### Description of the task
Identify the lines that include the word "when", then copy all of them.
═════ Provided records
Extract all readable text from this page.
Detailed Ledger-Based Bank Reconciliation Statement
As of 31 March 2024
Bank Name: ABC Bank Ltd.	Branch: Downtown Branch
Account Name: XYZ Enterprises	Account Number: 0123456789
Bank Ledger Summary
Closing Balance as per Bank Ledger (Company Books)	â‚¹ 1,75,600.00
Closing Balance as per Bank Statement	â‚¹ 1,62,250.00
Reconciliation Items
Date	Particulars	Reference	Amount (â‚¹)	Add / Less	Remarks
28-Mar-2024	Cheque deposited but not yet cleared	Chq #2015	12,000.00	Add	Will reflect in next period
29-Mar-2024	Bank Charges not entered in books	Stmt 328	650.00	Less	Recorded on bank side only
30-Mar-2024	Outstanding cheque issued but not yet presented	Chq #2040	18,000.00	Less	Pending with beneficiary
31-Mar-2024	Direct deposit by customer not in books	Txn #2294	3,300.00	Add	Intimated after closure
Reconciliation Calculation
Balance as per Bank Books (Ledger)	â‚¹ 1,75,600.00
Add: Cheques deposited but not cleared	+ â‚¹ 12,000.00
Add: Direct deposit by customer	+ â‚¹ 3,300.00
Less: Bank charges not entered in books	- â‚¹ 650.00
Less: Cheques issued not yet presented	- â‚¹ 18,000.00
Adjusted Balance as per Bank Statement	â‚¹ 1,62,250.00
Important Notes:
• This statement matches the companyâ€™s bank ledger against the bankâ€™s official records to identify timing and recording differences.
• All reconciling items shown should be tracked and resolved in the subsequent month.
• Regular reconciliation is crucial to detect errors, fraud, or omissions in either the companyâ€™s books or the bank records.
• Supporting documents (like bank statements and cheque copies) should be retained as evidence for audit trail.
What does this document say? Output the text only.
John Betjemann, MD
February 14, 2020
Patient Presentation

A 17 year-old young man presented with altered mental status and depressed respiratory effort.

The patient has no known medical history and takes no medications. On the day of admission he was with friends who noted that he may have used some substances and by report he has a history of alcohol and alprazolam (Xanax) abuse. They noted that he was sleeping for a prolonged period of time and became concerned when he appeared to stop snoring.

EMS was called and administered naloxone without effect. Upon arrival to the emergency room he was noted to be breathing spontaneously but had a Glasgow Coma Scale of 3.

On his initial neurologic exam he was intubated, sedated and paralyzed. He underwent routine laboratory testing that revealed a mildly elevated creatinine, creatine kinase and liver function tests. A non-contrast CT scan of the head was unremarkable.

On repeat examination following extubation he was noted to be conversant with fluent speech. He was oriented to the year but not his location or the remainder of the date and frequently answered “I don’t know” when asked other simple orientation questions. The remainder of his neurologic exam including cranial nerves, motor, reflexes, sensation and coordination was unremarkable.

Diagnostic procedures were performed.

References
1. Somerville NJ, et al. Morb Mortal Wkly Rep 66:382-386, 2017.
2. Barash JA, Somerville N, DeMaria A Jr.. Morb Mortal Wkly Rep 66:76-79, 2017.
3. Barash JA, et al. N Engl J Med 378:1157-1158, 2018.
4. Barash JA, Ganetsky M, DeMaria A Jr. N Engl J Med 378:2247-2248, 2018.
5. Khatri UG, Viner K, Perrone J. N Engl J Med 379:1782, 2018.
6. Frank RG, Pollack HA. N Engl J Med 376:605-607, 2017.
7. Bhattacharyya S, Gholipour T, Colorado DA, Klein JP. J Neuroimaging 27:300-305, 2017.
══════════
═════ Provided records
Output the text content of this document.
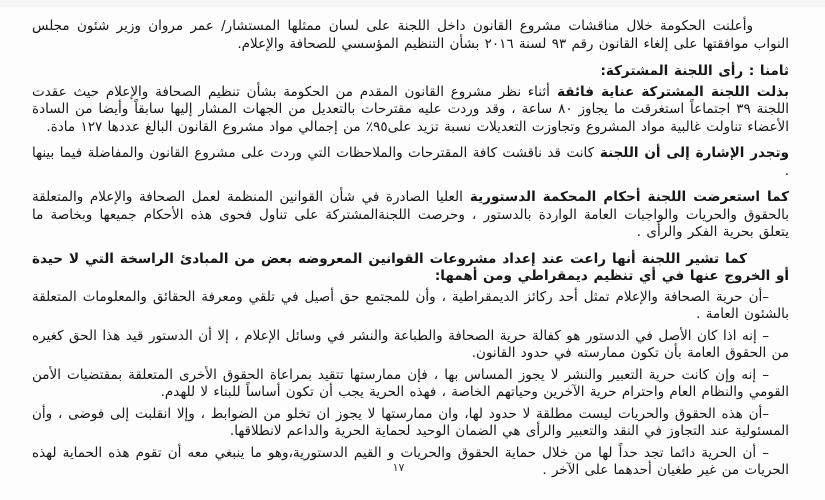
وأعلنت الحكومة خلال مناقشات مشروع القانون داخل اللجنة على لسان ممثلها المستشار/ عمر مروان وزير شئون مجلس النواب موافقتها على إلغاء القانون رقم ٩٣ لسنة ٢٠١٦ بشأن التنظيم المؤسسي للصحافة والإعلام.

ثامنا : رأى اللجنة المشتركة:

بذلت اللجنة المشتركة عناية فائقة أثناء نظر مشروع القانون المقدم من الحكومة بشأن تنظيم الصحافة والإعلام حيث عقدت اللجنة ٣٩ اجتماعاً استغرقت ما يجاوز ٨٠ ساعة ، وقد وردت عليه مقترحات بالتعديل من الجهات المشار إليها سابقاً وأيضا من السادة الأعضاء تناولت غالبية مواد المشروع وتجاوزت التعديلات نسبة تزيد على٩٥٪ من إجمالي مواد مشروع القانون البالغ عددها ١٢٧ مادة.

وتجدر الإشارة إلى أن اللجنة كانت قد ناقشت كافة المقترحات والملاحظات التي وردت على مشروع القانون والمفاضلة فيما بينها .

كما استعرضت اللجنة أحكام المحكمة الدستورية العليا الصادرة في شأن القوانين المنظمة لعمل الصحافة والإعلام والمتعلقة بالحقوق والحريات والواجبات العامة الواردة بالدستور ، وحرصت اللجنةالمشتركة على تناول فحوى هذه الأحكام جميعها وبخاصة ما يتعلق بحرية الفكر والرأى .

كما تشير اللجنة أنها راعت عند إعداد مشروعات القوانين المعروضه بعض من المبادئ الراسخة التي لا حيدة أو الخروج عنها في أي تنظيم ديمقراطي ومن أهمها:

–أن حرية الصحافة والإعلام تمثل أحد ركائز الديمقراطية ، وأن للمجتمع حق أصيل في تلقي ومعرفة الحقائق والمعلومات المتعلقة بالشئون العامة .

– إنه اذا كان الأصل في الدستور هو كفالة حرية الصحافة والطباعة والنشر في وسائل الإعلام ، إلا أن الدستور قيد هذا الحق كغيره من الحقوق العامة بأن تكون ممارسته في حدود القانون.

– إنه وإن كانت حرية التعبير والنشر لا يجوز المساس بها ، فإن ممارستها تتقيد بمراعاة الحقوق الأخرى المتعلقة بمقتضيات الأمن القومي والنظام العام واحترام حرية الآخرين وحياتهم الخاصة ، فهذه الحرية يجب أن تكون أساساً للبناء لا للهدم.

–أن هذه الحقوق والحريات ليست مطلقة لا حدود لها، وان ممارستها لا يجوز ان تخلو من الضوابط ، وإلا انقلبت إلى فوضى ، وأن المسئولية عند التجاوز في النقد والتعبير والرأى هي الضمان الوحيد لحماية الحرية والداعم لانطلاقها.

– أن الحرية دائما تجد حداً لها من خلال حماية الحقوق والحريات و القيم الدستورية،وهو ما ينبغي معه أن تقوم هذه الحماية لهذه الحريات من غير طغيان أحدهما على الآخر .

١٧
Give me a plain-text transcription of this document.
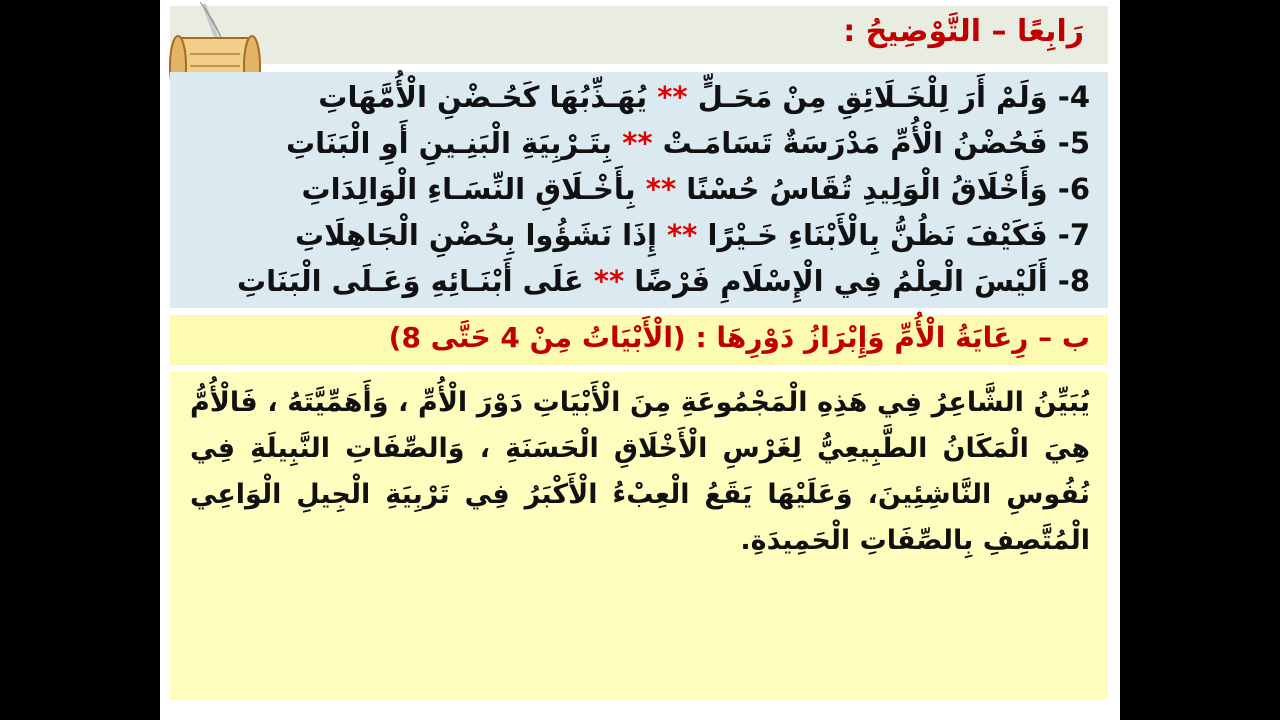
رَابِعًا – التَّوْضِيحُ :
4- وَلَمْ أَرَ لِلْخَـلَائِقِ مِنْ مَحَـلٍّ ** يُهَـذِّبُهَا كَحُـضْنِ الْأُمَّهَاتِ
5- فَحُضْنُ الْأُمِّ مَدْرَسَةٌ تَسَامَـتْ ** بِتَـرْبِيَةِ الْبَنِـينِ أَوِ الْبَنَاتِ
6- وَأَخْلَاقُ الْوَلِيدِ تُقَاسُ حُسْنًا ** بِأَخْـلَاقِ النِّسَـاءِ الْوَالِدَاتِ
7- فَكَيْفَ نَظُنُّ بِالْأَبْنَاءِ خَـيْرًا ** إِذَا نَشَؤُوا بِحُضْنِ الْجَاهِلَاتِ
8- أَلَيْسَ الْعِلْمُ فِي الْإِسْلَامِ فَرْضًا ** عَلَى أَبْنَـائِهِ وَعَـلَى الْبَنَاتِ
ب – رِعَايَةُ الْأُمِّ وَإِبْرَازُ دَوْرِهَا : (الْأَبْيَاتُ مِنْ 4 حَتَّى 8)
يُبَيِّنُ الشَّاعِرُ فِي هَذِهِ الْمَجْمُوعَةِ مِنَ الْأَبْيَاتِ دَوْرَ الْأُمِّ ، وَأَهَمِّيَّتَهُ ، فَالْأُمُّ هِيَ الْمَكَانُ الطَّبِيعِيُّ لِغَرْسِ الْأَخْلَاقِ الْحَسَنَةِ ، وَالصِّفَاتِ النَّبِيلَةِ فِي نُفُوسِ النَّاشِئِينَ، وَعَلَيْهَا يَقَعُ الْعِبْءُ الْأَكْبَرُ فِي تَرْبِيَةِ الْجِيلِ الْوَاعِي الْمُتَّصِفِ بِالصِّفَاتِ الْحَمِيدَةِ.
══════════
### Answer to the problem
The patient has no known medical history and takes no medications. On the day of admission he was with friends who noted that he may have used some substances and by report he has a history of alcohol and alprazolam (Xanax) abuse. They noted that he was sleeping for a prolonged period of time and became concerned when he appeared to stop snoring.
On repeat examination following extubation he was noted to be conversant with fluent speech. He was oriented to the year but not his location or the remainder of the date and frequently answered “I don’t know” when asked other simple orientation questions. The remainder of his neurologic exam including cranial nerves, motor, reflexes, sensation and coordination was unremarkable.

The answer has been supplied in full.